Items from a figure collection:
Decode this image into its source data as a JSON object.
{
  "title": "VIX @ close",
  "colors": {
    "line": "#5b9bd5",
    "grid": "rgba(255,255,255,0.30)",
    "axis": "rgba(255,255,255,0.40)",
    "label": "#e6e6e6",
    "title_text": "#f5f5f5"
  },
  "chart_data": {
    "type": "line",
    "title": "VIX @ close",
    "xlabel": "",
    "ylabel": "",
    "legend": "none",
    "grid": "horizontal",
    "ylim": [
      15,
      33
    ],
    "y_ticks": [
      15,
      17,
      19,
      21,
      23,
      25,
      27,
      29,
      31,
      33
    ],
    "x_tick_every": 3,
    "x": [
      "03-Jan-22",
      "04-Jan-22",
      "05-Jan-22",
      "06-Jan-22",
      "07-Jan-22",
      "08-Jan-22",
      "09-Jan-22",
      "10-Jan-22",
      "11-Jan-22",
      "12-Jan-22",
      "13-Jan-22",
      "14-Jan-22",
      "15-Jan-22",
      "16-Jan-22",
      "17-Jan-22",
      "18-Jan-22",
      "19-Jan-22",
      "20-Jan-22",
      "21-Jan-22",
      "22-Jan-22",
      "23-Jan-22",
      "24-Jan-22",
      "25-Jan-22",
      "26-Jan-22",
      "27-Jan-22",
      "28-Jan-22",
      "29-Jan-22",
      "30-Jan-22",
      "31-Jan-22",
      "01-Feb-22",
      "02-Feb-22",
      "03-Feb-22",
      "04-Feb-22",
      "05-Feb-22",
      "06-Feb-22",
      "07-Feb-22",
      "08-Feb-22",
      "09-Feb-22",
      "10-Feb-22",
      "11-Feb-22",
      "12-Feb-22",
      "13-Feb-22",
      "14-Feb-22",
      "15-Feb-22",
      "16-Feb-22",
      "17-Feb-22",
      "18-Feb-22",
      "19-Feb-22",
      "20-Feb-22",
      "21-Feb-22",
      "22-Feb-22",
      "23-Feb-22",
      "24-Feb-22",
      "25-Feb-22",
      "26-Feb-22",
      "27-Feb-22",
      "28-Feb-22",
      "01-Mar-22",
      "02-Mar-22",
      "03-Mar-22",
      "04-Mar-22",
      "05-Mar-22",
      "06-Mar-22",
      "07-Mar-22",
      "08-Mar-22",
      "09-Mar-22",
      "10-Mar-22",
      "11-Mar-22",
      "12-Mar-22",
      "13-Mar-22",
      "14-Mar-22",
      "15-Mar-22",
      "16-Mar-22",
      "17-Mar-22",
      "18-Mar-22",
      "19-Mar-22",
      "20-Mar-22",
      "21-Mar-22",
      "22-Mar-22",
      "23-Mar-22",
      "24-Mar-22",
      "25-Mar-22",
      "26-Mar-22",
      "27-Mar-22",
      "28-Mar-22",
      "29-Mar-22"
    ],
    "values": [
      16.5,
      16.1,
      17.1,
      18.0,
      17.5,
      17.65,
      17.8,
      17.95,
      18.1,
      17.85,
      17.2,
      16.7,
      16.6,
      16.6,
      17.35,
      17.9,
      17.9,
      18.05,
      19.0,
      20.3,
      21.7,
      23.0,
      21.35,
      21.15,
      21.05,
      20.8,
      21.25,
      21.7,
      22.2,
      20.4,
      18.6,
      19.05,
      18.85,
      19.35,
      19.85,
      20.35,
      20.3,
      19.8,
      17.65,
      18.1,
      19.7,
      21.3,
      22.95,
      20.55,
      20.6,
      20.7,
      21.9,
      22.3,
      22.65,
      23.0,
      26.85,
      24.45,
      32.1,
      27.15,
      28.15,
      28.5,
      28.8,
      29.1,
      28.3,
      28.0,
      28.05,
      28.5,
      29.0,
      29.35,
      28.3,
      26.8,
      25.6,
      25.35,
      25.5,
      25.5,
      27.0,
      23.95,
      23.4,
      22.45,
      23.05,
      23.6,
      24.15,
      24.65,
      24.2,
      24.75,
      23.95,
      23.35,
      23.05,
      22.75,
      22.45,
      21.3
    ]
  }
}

## Given task:
Repeat the records above exactly as they appear.

## Response:
Decode this image into its source data as a JSON object.
{
  "title": "VIX @ close",
  "colors": {
    "line": "#5b9bd5",
    "grid": "rgba(255,255,255,0.30)",
    "axis": "rgba(255,255,255,0.40)",
    "label": "#e6e6e6",
    "title_text": "#f5f5f5"
  },
  "chart_data": {
    "type": "line",
    "title": "VIX @ close",
    "xlabel": "",
    "ylabel": "",
    "legend": "none",
    "grid": "horizontal",
    "ylim": [
      15,
      33
    ],
    "y_ticks": [
      15,
      17,
      19,
      21,
      23,
      25,
      27,
      29,
      31,
      33
    ],
    "x_tick_every": 3,
    "x": [
      "03-Jan-22",
      "04-Jan-22",
      "05-Jan-22",
      "06-Jan-22",
      "07-Jan-22",
      "08-Jan-22",
      "09-Jan-22",
      "10-Jan-22",
      "11-Jan-22",
      "12-Jan-22",
      "13-Jan-22",
      "14-Jan-22",
      "15-Jan-22",
      "16-Jan-22",
      "17-Jan-22",
      "18-Jan-22",
      "19-Jan-22",
      "20-Jan-22",
      "21-Jan-22",
      "22-Jan-22",
      "23-Jan-22",
      "24-Jan-22",
      "25-Jan-22",
      "26-Jan-22",
      "27-Jan-22",
      "28-Jan-22",
      "29-Jan-22",
      "30-Jan-22",
      "31-Jan-22",
      "01-Feb-22",
      "02-Feb-22",
      "03-Feb-22",
      "04-Feb-22",
      "05-Feb-22",
      "06-Feb-22",
      "07-Feb-22",
      "08-Feb-22",
      "09-Feb-22",
      "10-Feb-22",
      "11-Feb-22",
      "12-Feb-22",
      "13-Feb-22",
      "14-Feb-22",
      "15-Feb-22",
      "16-Feb-22",
      "17-Feb-22",
      "18-Feb-22",
      "19-Feb-22",
      "20-Feb-22",
      "21-Feb-22",
      "22-Feb-22",
      "23-Feb-22",
      "24-Feb-22",
      "25-Feb-22",
      "26-Feb-22",
      "27-Feb-22",
      "28-Feb-22",
      "01-Mar-22",
      "02-Mar-22",
      "03-Mar-22",
      "04-Mar-22",
      "05-Mar-22",
      "06-Mar-22",
      "07-Mar-22",
      "08-Mar-22",
      "09-Mar-22",
      "10-Mar-22",
      "11-Mar-22",
      "12-Mar-22",
      "13-Mar-22",
      "14-Mar-22",
      "15-Mar-22",
      "16-Mar-22",
      "17-Mar-22",
      "18-Mar-22",
      "19-Mar-22",
      "20-Mar-22",
      "21-Mar-22",
      "22-Mar-22",
      "23-Mar-22",
      "24-Mar-22",
      "25-Mar-22",
      "26-Mar-22",
      "27-Mar-22",
      "28-Mar-22",
      "29-Mar-22"
    ],
    "values": [
      16.5,
      16.1,
      17.1,
      18.0,
      17.5,
      17.65,
      17.8,
      17.95,
      18.1,
      17.85,
      17.2,
      16.7,
      16.6,
      16.6,
      17.35,
      17.9,
      17.9,
      18.05,
      19.0,
      20.3,
      21.7,
      23.0,
      21.35,
      21.15,
      21.05,
      20.8,
      21.25,
      21.7,
      22.2,
      20.4,
      18.6,
      19.05,
      18.85,
      19.35,
      19.85,
      20.35,
      20.3,
      19.8,
      17.65,
      18.1,
      19.7,
      21.3,
      22.95,
      20.55,
      20.6,
      20.7,
      21.9,
      22.3,
      22.65,
      23.0,
      26.85,
      24.45,
      32.1,
      27.15,
      28.15,
      28.5,
      28.8,
      29.1,
      28.3,
      28.0,
      28.05,
      28.5,
      29.0,
      29.35,
      28.3,
      26.8,
      25.6,
      25.35,
      25.5,
      25.5,
      27.0,
      23.95,
      23.4,
      22.45,
      23.05,
      23.6,
      24.15,
      24.65,
      24.2,
      24.75,
      23.95,
      23.35,
      23.05,
      22.75,
      22.45,
      21.3
    ]
  }
}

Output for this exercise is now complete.